[Dataset items]
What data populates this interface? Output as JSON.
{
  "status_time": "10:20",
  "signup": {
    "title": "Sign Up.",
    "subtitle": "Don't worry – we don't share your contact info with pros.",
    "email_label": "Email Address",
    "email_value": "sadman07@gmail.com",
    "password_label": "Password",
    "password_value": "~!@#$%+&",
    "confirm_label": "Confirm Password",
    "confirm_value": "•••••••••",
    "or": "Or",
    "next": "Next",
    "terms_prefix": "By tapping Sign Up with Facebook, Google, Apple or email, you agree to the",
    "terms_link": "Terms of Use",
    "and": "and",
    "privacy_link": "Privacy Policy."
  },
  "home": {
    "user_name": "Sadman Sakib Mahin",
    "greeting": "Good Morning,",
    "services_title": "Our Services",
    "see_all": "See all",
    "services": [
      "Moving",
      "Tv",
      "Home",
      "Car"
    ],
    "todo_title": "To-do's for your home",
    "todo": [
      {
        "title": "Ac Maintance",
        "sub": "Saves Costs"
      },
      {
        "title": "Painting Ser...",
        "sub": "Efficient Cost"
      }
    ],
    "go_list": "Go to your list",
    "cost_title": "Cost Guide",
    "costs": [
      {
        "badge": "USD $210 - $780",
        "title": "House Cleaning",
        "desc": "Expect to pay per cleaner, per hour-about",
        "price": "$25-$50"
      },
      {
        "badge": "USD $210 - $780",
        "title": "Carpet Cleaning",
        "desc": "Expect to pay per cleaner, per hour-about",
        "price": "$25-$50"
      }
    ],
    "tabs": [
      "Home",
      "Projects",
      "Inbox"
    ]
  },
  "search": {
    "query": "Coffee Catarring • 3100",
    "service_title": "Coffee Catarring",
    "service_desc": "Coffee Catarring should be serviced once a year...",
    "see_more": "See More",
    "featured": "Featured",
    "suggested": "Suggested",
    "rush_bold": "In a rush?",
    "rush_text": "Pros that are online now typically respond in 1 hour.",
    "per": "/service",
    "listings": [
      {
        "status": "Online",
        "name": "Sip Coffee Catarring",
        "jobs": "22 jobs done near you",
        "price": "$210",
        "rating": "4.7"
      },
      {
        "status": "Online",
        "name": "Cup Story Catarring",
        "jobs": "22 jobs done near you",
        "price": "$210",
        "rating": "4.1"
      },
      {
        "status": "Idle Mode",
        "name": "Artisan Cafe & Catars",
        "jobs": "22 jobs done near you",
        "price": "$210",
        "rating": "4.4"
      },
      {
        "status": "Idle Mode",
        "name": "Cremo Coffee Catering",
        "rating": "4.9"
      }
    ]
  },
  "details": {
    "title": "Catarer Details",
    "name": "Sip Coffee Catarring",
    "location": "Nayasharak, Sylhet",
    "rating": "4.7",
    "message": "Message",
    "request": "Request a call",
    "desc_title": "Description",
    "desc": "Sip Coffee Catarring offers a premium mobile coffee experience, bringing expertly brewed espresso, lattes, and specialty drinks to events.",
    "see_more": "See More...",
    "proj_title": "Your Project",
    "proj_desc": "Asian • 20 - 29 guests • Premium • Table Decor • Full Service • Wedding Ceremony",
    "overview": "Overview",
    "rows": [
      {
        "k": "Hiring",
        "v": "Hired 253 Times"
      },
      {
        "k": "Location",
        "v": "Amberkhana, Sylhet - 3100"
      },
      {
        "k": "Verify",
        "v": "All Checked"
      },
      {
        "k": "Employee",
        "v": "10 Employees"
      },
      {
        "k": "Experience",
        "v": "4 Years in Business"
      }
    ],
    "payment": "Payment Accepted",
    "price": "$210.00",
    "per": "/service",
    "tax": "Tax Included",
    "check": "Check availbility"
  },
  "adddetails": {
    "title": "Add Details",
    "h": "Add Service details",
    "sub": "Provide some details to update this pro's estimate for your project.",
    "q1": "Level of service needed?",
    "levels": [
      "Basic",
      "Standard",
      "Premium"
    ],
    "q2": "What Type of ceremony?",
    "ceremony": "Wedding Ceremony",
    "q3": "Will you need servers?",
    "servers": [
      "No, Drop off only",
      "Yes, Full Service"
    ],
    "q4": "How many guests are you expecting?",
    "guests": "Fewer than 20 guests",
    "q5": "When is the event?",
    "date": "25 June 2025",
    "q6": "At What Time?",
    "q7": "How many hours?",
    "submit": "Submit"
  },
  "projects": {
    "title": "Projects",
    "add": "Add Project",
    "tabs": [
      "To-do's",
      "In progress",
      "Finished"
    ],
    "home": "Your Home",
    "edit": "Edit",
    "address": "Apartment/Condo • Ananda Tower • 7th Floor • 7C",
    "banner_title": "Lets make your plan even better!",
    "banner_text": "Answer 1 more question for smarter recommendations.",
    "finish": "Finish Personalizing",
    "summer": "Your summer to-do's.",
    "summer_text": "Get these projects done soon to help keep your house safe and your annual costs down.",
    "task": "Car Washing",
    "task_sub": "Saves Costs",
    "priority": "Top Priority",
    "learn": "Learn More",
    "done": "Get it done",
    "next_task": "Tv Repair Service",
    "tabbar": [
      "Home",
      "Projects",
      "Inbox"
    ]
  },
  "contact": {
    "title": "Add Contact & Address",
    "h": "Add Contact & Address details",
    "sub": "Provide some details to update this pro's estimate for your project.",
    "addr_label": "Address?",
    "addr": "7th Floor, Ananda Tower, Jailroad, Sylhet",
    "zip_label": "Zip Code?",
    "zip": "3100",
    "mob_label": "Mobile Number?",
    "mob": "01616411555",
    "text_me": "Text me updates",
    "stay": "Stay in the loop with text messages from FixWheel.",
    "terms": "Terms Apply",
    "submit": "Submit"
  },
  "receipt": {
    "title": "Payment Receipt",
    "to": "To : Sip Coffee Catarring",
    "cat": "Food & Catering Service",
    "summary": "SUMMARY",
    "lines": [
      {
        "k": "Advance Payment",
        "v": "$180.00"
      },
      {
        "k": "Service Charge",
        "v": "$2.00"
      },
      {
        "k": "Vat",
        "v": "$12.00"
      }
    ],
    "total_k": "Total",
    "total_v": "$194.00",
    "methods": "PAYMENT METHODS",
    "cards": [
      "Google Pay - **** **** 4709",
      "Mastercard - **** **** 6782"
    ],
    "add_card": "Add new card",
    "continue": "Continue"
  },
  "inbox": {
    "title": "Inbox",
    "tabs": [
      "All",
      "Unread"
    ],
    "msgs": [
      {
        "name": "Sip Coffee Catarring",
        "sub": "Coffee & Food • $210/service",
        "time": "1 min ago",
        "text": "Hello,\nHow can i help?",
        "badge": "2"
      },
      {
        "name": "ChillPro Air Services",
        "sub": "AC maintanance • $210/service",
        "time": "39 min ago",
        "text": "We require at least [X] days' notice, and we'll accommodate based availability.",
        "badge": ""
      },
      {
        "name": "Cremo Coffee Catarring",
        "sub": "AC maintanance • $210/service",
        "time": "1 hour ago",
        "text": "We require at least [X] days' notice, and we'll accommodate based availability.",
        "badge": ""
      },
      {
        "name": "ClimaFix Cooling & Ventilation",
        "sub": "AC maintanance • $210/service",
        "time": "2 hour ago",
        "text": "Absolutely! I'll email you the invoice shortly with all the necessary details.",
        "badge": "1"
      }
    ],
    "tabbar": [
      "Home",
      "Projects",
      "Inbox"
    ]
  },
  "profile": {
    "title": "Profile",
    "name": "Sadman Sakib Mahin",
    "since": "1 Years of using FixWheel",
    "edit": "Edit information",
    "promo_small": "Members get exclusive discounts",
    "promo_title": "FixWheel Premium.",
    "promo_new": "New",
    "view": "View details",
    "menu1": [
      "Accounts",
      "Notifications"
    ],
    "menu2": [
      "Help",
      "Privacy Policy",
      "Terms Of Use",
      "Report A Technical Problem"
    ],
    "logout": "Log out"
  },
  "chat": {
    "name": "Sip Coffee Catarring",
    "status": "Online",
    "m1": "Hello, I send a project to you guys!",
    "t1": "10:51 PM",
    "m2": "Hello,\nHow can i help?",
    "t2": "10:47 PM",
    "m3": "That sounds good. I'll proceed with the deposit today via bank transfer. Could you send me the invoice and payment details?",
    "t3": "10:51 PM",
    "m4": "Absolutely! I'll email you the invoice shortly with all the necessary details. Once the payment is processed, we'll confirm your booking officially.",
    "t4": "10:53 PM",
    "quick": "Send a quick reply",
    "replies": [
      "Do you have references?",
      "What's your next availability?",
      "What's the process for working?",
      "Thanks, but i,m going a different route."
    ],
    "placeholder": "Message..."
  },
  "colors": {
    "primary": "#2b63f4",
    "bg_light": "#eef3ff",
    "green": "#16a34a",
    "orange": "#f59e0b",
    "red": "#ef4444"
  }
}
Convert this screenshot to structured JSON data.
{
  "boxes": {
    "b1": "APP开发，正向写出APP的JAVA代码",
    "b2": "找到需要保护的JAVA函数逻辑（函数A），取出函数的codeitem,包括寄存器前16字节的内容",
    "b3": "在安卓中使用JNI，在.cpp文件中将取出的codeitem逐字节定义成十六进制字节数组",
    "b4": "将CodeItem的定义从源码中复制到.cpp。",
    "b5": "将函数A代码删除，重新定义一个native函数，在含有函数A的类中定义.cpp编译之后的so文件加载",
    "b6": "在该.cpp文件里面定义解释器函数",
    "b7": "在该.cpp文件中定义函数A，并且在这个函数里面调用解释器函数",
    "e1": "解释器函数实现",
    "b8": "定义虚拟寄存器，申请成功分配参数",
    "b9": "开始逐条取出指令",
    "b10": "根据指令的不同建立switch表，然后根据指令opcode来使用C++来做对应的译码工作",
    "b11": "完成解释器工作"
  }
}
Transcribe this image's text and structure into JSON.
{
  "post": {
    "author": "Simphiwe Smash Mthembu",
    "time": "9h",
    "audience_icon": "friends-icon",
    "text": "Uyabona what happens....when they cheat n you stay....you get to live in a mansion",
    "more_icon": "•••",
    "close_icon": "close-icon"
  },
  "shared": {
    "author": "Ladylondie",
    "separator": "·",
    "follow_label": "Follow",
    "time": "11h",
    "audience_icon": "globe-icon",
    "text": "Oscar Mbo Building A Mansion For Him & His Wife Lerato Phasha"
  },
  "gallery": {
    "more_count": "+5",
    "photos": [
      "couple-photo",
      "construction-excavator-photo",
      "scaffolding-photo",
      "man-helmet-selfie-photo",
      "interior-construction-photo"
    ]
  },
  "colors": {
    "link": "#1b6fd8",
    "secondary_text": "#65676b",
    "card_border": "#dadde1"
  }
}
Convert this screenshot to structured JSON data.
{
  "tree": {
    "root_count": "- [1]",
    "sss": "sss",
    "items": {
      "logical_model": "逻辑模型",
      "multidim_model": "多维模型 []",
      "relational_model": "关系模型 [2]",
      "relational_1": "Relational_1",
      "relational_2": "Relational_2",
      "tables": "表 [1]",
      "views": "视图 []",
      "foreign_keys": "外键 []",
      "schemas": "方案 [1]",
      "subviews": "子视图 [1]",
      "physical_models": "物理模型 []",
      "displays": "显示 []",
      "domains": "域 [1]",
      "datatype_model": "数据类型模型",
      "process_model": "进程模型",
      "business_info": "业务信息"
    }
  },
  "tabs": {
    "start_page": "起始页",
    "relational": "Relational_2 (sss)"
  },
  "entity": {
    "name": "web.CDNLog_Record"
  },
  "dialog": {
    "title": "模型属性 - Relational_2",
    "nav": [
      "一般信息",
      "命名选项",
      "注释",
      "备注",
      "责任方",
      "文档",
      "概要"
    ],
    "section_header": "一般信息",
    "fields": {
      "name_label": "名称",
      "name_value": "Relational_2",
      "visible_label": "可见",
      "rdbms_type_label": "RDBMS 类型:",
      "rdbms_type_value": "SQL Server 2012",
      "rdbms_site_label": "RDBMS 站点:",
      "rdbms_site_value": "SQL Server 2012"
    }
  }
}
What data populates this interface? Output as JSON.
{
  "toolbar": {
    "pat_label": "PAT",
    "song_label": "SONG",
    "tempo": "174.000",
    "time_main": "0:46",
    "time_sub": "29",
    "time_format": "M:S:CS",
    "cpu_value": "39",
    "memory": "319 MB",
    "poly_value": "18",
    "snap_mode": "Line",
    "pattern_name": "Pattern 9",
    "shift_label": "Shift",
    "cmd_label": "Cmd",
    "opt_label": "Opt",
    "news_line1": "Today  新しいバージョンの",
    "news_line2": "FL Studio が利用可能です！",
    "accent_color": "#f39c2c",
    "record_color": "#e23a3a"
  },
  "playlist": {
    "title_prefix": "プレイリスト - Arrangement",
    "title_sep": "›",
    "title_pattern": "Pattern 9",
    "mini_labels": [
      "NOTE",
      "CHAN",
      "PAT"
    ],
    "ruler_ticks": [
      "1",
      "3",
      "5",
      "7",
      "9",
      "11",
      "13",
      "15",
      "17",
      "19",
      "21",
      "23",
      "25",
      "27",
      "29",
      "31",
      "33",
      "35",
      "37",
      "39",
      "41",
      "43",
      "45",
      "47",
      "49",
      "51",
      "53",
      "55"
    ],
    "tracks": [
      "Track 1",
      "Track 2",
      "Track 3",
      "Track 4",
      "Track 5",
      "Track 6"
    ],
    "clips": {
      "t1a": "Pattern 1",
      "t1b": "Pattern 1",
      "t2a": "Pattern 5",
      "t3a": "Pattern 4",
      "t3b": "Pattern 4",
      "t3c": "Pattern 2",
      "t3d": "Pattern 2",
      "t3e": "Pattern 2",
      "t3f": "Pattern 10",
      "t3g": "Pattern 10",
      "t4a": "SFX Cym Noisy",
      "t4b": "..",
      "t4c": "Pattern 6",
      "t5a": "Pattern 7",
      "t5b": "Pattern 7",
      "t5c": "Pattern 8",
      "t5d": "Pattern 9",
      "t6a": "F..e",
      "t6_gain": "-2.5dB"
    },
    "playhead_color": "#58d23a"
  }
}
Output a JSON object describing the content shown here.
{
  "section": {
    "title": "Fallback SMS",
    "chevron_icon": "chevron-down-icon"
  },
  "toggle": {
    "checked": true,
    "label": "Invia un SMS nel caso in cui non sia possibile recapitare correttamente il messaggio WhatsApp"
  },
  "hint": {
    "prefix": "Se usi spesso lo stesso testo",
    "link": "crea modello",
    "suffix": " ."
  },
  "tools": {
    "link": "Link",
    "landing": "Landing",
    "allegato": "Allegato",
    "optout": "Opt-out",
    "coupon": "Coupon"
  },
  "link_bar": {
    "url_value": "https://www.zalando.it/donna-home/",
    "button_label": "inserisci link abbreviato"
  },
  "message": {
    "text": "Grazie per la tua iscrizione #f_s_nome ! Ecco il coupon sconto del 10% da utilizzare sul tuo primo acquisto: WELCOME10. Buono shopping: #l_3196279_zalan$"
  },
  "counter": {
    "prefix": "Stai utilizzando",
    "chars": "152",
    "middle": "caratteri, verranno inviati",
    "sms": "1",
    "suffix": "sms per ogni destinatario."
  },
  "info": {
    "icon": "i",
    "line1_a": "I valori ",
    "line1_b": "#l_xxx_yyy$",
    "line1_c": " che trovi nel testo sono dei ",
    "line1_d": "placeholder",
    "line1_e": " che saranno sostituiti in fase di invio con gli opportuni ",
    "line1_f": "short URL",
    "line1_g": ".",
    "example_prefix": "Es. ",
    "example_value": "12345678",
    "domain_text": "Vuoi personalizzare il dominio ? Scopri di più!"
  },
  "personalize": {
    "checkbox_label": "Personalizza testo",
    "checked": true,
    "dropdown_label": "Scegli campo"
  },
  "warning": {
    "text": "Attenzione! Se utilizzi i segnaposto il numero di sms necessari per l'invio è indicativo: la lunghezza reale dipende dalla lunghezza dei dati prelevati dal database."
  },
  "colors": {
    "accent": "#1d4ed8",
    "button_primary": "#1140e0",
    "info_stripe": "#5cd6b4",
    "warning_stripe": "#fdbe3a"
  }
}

▸ **What you have to do**: Copy out each line of the records where the string "invio" appears.

▸ **Solution for this exercise**:
    "line1_e": " che saranno sostituiti in fase di invio con gli opportuni ",
    "text": "Attenzione! Se utilizzi i segnaposto il numero di sms necessari per l'invio è indicativo: la lunghezza reale dipende dalla lunghezza dei dati prelevati dal database."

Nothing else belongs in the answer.